→ WHAT IS NEEDED
Reproduce all entries precisely, down to the last character.

BEGIN

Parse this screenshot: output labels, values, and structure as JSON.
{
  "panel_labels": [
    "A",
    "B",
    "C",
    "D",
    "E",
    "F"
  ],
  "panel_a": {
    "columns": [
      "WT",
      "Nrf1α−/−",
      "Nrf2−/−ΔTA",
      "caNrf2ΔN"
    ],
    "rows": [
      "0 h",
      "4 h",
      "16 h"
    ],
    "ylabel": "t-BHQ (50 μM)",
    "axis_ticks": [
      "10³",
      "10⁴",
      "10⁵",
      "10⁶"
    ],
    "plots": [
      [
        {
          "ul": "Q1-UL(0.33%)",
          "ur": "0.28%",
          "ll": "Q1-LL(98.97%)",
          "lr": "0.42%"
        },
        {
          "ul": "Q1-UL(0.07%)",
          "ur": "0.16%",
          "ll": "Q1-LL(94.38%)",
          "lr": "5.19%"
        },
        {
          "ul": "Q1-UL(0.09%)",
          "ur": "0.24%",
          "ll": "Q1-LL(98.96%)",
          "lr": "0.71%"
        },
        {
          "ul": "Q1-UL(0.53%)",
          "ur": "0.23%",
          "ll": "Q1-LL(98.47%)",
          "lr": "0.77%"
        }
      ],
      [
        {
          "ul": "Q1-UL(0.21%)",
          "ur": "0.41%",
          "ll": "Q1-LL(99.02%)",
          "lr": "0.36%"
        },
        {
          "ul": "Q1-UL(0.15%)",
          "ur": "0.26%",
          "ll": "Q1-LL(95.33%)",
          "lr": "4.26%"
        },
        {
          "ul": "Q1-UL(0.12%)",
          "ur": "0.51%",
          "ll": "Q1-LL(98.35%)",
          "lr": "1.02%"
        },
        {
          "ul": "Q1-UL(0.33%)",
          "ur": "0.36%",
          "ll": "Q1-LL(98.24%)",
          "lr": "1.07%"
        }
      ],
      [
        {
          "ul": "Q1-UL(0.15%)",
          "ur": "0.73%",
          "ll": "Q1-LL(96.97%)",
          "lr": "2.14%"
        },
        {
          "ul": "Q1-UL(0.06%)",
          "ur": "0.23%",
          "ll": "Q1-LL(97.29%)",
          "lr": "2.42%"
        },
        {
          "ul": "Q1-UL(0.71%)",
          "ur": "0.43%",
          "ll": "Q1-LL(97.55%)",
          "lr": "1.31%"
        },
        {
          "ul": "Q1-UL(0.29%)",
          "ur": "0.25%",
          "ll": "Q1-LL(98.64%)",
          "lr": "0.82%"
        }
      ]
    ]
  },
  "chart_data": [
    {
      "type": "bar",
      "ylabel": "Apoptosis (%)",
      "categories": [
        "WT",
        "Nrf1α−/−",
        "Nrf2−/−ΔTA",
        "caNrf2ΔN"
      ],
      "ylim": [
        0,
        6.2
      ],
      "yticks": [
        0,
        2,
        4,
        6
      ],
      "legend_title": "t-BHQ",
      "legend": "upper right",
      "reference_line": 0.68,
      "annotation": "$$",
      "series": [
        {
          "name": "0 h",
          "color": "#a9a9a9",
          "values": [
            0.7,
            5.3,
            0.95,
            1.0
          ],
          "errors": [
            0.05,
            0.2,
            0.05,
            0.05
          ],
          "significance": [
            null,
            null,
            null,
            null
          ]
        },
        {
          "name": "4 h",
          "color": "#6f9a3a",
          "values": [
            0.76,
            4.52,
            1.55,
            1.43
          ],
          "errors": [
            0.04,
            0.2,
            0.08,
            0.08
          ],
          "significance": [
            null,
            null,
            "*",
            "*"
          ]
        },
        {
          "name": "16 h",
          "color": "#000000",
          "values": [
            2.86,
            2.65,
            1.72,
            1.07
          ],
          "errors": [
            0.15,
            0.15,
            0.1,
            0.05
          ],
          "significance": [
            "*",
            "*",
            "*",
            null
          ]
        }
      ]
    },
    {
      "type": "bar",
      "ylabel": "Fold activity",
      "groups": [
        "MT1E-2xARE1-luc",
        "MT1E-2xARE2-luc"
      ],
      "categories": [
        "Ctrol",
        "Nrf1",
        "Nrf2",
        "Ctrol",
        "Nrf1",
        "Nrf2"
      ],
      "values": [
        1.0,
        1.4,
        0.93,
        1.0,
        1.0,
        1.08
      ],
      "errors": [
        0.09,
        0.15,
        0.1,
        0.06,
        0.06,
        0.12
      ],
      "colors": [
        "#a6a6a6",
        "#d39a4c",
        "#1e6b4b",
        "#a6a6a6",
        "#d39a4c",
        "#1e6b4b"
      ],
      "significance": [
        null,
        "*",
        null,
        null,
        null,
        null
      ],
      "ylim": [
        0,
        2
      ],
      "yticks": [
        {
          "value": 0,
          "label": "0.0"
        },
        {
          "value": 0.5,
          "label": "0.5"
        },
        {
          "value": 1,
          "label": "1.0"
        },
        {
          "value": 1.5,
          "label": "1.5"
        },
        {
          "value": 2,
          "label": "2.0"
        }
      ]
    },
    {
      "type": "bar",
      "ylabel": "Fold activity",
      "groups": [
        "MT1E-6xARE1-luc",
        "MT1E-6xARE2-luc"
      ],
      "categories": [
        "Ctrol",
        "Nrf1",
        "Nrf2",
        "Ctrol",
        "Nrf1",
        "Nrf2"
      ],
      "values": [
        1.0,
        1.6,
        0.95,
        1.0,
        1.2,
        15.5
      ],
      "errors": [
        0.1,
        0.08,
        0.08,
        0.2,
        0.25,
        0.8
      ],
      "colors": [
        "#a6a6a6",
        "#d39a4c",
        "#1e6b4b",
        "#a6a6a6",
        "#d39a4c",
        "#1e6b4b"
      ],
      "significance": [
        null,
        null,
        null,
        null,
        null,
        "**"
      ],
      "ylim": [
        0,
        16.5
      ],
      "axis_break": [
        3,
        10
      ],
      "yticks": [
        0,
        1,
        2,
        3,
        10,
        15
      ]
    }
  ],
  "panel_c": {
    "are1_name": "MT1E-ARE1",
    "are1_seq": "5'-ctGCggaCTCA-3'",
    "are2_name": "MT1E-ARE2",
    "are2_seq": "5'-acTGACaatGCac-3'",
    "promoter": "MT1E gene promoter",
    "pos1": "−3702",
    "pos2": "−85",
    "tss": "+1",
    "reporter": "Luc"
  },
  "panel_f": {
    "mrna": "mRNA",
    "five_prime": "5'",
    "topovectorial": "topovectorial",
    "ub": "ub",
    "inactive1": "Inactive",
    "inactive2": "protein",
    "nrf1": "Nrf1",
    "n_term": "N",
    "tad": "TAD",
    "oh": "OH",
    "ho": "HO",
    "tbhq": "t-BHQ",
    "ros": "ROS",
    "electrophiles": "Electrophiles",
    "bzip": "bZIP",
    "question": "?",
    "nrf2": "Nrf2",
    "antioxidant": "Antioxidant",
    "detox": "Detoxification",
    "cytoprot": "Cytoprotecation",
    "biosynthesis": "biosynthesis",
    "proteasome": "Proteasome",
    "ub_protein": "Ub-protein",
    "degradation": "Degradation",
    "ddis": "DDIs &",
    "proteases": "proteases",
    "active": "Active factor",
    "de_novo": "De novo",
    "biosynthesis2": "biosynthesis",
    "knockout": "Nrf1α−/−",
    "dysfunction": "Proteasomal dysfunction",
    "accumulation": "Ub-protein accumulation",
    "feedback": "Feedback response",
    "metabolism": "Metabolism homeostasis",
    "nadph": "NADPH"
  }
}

END

→ COMPLETED EXERCISE
Parse this screenshot: output labels, values, and structure as JSON.
{
  "panel_labels": [
    "A",
    "B",
    "C",
    "D",
    "E",
    "F"
  ],
  "panel_a": {
    "columns": [
      "WT",
      "Nrf1α−/−",
      "Nrf2−/−ΔTA",
      "caNrf2ΔN"
    ],
    "rows": [
      "0 h",
      "4 h",
      "16 h"
    ],
    "ylabel": "t-BHQ (50 μM)",
    "axis_ticks": [
      "10³",
      "10⁴",
      "10⁵",
      "10⁶"
    ],
    "plots": [
      [
        {
          "ul": "Q1-UL(0.33%)",
          "ur": "0.28%",
          "ll": "Q1-LL(98.97%)",
          "lr": "0.42%"
        },
        {
          "ul": "Q1-UL(0.07%)",
          "ur": "0.16%",
          "ll": "Q1-LL(94.38%)",
          "lr": "5.19%"
        },
        {
          "ul": "Q1-UL(0.09%)",
          "ur": "0.24%",
          "ll": "Q1-LL(98.96%)",
          "lr": "0.71%"
        },
        {
          "ul": "Q1-UL(0.53%)",
          "ur": "0.23%",
          "ll": "Q1-LL(98.47%)",
          "lr": "0.77%"
        }
      ],
      [
        {
          "ul": "Q1-UL(0.21%)",
          "ur": "0.41%",
          "ll": "Q1-LL(99.02%)",
          "lr": "0.36%"
        },
        {
          "ul": "Q1-UL(0.15%)",
          "ur": "0.26%",
          "ll": "Q1-LL(95.33%)",
          "lr": "4.26%"
        },
        {
          "ul": "Q1-UL(0.12%)",
          "ur": "0.51%",
          "ll": "Q1-LL(98.35%)",
          "lr": "1.02%"
        },
        {
          "ul": "Q1-UL(0.33%)",
          "ur": "0.36%",
          "ll": "Q1-LL(98.24%)",
          "lr": "1.07%"
        }
      ],
      [
        {
          "ul": "Q1-UL(0.15%)",
          "ur": "0.73%",
          "ll": "Q1-LL(96.97%)",
          "lr": "2.14%"
        },
        {
          "ul": "Q1-UL(0.06%)",
          "ur": "0.23%",
          "ll": "Q1-LL(97.29%)",
          "lr": "2.42%"
        },
        {
          "ul": "Q1-UL(0.71%)",
          "ur": "0.43%",
          "ll": "Q1-LL(97.55%)",
          "lr": "1.31%"
        },
        {
          "ul": "Q1-UL(0.29%)",
          "ur": "0.25%",
          "ll": "Q1-LL(98.64%)",
          "lr": "0.82%"
        }
      ]
    ]
  },
  "chart_data": [
    {
      "type": "bar",
      "ylabel": "Apoptosis (%)",
      "categories": [
        "WT",
        "Nrf1α−/−",
        "Nrf2−/−ΔTA",
        "caNrf2ΔN"
      ],
      "ylim": [
        0,
        6.2
      ],
      "yticks": [
        0,
        2,
        4,
        6
      ],
      "legend_title": "t-BHQ",
      "legend": "upper right",
      "reference_line": 0.68,
      "annotation": "$$",
      "series": [
        {
          "name": "0 h",
          "color": "#a9a9a9",
          "values": [
            0.7,
            5.3,
            0.95,
            1.0
          ],
          "errors": [
            0.05,
            0.2,
            0.05,
            0.05
          ],
          "significance": [
            null,
            null,
            null,
            null
          ]
        },
        {
          "name": "4 h",
          "color": "#6f9a3a",
          "values": [
            0.76,
            4.52,
            1.55,
            1.43
          ],
          "errors": [
            0.04,
            0.2,
            0.08,
            0.08
          ],
          "significance": [
            null,
            null,
            "*",
            "*"
          ]
        },
        {
          "name": "16 h",
          "color": "#000000",
          "values": [
            2.86,
            2.65,
            1.72,
            1.07
          ],
          "errors": [
            0.15,
            0.15,
            0.1,
            0.05
          ],
          "significance": [
            "*",
            "*",
            "*",
            null
          ]
        }
      ]
    },
    {
      "type": "bar",
      "ylabel": "Fold activity",
      "groups": [
        "MT1E-2xARE1-luc",
        "MT1E-2xARE2-luc"
      ],
      "categories": [
        "Ctrol",
        "Nrf1",
        "Nrf2",
        "Ctrol",
        "Nrf1",
        "Nrf2"
      ],
      "values": [
        1.0,
        1.4,
        0.93,
        1.0,
        1.0,
        1.08
      ],
      "errors": [
        0.09,
        0.15,
        0.1,
        0.06,
        0.06,
        0.12
      ],
      "colors": [
        "#a6a6a6",
        "#d39a4c",
        "#1e6b4b",
        "#a6a6a6",
        "#d39a4c",
        "#1e6b4b"
      ],
      "significance": [
        null,
        "*",
        null,
        null,
        null,
        null
      ],
      "ylim": [
        0,
        2
      ],
      "yticks": [
        {
          "value": 0,
          "label": "0.0"
        },
        {
          "value": 0.5,
          "label": "0.5"
        },
        {
          "value": 1,
          "label": "1.0"
        },
        {
          "value": 1.5,
          "label": "1.5"
        },
        {
          "value": 2,
          "label": "2.0"
        }
      ]
    },
    {
      "type": "bar",
      "ylabel": "Fold activity",
      "groups": [
        "MT1E-6xARE1-luc",
        "MT1E-6xARE2-luc"
      ],
      "categories": [
        "Ctrol",
        "Nrf1",
        "Nrf2",
        "Ctrol",
        "Nrf1",
        "Nrf2"
      ],
      "values": [
        1.0,
        1.6,
        0.95,
        1.0,
        1.2,
        15.5
      ],
      "errors": [
        0.1,
        0.08,
        0.08,
        0.2,
        0.25,
        0.8
      ],
      "colors": [
        "#a6a6a6",
        "#d39a4c",
        "#1e6b4b",
        "#a6a6a6",
        "#d39a4c",
        "#1e6b4b"
      ],
      "significance": [
        null,
        null,
        null,
        null,
        null,
        "**"
      ],
      "ylim": [
        0,
        16.5
      ],
      "axis_break": [
        3,
        10
      ],
      "yticks": [
        0,
        1,
        2,
        3,
        10,
        15
      ]
    }
  ],
  "panel_c": {
    "are1_name": "MT1E-ARE1",
    "are1_seq": "5'-ctGCggaCTCA-3'",
    "are2_name": "MT1E-ARE2",
    "are2_seq": "5'-acTGACaatGCac-3'",
    "promoter": "MT1E gene promoter",
    "pos1": "−3702",
    "pos2": "−85",
    "tss": "+1",
    "reporter": "Luc"
  },
  "panel_f": {
    "mrna": "mRNA",
    "five_prime": "5'",
    "topovectorial": "topovectorial",
    "ub": "ub",
    "inactive1": "Inactive",
    "inactive2": "protein",
    "nrf1": "Nrf1",
    "n_term": "N",
    "tad": "TAD",
    "oh": "OH",
    "ho": "HO",
    "tbhq": "t-BHQ",
    "ros": "ROS",
    "electrophiles": "Electrophiles",
    "bzip": "bZIP",
    "question": "?",
    "nrf2": "Nrf2",
    "antioxidant": "Antioxidant",
    "detox": "Detoxification",
    "cytoprot": "Cytoprotecation",
    "biosynthesis": "biosynthesis",
    "proteasome": "Proteasome",
    "ub_protein": "Ub-protein",
    "degradation": "Degradation",
    "ddis": "DDIs &",
    "proteases": "proteases",
    "active": "Active factor",
    "de_novo": "De novo",
    "biosynthesis2": "biosynthesis",
    "knockout": "Nrf1α−/−",
    "dysfunction": "Proteasomal dysfunction",
    "accumulation": "Ub-protein accumulation",
    "feedback": "Feedback response",
    "metabolism": "Metabolism homeostasis",
    "nadph": "NADPH"
  }
}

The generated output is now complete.